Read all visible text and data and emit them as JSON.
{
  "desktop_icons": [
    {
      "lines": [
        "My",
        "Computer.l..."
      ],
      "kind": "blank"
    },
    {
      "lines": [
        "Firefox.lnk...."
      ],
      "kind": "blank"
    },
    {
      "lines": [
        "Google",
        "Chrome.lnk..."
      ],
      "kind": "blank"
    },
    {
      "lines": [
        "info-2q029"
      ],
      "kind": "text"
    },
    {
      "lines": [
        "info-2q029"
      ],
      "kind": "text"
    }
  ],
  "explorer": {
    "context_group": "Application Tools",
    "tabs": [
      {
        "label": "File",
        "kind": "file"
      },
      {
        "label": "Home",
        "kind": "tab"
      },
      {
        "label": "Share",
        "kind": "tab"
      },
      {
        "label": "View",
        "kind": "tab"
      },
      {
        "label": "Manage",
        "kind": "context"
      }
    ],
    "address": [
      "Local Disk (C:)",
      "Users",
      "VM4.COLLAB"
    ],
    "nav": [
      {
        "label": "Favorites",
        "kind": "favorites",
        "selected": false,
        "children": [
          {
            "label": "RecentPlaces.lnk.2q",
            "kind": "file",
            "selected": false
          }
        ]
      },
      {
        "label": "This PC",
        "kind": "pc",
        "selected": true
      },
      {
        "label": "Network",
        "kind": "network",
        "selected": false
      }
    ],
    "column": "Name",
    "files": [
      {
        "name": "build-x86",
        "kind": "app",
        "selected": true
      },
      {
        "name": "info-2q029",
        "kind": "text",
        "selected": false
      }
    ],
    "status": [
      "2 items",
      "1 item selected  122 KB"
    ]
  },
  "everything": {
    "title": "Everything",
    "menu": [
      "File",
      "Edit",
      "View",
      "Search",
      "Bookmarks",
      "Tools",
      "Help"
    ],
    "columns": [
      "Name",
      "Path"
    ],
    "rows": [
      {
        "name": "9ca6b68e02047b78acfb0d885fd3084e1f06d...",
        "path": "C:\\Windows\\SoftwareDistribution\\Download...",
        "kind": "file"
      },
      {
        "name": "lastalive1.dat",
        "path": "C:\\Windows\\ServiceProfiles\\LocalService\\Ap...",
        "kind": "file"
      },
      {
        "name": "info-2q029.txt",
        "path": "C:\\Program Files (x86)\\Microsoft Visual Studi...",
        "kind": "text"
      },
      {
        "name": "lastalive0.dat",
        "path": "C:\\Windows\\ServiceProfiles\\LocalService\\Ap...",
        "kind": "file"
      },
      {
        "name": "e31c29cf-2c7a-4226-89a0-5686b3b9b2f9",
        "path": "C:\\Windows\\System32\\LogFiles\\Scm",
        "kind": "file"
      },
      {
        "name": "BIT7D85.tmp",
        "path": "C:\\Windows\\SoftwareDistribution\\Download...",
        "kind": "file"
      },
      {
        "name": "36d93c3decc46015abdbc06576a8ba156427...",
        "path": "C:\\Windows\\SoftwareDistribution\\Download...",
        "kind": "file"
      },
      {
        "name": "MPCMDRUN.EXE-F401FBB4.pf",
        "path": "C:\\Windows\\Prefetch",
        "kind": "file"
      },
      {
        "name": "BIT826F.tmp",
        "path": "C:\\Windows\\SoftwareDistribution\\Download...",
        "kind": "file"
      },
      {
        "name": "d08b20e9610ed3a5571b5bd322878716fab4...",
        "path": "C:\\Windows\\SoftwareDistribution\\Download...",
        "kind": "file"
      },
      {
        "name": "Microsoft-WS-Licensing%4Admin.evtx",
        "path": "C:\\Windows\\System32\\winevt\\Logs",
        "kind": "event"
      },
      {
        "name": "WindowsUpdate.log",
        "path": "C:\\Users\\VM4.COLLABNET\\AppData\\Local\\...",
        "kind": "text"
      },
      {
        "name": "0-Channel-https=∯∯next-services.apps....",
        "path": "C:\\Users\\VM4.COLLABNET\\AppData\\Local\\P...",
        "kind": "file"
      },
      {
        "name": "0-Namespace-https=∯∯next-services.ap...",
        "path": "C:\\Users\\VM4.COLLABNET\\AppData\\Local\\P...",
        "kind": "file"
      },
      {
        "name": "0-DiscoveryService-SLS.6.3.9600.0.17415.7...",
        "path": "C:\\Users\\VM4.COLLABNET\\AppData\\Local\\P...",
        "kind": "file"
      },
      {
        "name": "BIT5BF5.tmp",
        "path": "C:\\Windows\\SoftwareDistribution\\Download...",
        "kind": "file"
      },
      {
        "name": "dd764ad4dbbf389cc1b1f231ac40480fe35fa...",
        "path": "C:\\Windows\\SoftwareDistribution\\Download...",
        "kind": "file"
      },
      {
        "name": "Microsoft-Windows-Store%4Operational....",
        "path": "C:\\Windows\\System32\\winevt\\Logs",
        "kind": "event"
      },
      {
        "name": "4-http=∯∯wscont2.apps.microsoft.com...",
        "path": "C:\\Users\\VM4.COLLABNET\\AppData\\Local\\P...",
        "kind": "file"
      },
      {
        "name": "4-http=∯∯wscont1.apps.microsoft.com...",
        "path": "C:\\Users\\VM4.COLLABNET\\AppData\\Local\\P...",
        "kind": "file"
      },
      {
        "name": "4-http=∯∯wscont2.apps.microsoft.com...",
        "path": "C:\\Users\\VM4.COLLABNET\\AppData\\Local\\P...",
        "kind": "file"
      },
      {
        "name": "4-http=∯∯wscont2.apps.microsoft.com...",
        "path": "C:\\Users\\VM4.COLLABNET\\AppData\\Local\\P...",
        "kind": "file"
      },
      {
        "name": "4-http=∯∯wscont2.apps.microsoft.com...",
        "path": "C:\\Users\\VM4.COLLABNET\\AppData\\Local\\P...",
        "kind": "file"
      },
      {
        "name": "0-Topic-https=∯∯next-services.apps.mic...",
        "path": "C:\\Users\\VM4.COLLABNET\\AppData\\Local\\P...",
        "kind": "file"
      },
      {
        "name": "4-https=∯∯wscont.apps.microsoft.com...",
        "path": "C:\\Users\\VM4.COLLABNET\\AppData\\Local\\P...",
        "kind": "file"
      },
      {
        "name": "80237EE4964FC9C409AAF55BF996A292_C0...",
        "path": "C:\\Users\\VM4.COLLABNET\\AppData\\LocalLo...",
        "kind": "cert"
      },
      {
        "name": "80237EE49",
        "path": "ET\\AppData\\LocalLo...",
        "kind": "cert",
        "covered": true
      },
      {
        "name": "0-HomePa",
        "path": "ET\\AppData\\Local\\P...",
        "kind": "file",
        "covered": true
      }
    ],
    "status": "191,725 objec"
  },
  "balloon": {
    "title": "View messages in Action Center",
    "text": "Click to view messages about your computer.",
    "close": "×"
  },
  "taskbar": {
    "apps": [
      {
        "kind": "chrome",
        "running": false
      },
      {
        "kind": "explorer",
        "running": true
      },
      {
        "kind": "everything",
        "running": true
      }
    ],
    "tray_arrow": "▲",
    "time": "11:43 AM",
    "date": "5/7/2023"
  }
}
==
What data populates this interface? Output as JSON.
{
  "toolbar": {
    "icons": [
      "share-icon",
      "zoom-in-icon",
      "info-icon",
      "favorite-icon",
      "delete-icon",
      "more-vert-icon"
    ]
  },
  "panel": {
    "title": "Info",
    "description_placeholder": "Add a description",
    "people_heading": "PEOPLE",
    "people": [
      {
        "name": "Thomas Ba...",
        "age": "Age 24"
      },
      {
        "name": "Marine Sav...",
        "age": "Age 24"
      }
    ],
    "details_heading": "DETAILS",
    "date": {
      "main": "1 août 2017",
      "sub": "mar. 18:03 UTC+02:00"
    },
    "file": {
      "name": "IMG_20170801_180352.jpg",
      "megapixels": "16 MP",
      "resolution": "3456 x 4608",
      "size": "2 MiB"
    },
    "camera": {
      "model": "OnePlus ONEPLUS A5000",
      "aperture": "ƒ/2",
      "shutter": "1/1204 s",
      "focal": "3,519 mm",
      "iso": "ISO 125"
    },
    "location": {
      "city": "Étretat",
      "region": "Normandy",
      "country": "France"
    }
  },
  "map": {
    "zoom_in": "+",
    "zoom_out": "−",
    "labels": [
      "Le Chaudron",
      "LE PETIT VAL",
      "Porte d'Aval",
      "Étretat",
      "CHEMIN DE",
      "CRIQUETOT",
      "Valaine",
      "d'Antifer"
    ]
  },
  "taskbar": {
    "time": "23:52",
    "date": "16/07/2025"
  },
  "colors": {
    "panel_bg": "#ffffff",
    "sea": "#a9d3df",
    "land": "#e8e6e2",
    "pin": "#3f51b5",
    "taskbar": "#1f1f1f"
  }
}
---
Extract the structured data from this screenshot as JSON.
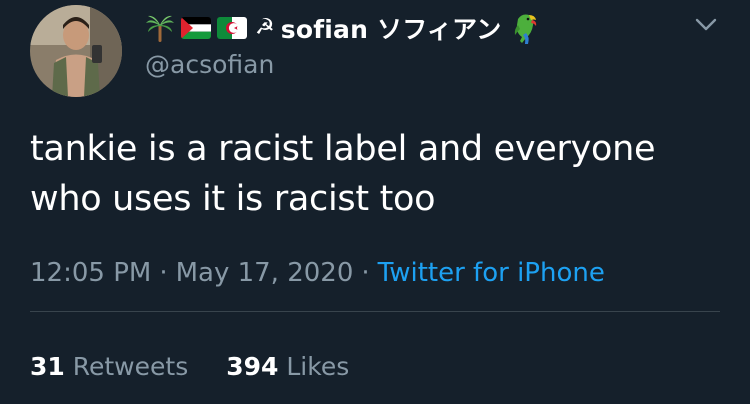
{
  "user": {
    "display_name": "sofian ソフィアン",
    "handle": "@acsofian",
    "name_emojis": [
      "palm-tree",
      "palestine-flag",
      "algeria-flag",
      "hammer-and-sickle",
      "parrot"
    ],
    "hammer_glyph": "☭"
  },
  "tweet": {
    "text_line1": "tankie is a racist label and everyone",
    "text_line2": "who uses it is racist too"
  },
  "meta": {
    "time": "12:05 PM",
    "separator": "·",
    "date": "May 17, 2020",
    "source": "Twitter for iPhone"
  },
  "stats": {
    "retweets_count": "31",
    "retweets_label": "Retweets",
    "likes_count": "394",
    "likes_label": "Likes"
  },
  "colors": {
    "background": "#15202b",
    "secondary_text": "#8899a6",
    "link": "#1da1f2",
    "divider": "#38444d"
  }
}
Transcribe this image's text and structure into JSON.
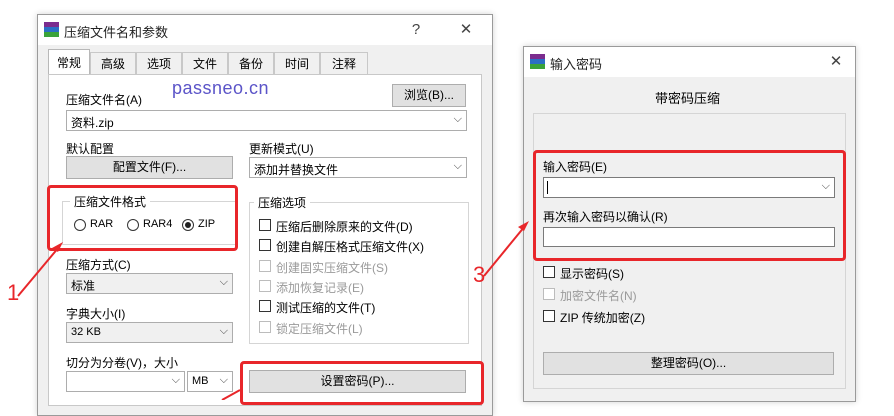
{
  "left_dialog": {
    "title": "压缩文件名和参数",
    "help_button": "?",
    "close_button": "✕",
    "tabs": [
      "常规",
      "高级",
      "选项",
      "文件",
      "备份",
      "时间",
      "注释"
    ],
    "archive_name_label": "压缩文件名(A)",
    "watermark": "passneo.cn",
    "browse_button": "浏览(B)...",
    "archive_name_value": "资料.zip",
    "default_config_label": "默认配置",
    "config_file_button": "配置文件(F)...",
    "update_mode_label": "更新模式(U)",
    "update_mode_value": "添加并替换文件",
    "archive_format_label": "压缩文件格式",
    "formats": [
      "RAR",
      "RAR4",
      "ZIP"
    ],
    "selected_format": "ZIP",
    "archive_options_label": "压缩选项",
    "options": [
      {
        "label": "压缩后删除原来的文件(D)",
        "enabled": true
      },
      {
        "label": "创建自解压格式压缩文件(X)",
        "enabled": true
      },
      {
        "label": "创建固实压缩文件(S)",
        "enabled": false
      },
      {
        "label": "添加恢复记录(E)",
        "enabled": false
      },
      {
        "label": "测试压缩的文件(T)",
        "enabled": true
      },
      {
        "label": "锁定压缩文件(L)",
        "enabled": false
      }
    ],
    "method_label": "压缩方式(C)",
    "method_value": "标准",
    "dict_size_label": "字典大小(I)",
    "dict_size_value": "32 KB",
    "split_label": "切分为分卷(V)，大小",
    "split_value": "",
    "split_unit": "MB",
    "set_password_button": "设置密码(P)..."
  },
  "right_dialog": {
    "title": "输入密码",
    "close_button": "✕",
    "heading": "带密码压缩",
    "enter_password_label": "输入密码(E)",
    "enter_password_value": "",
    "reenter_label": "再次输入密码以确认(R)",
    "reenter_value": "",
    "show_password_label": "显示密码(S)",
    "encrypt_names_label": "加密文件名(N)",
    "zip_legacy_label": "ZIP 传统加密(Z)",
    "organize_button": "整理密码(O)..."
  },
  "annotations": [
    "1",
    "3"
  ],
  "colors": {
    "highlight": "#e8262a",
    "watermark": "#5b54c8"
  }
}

■ **WHAT TO DO**
Return every line in the listing that contains the word "messages".

■ **EXERCISE SOLUTION**
    "title": "View messages in Action Center",
    "text": "Click to view messages about your computer.",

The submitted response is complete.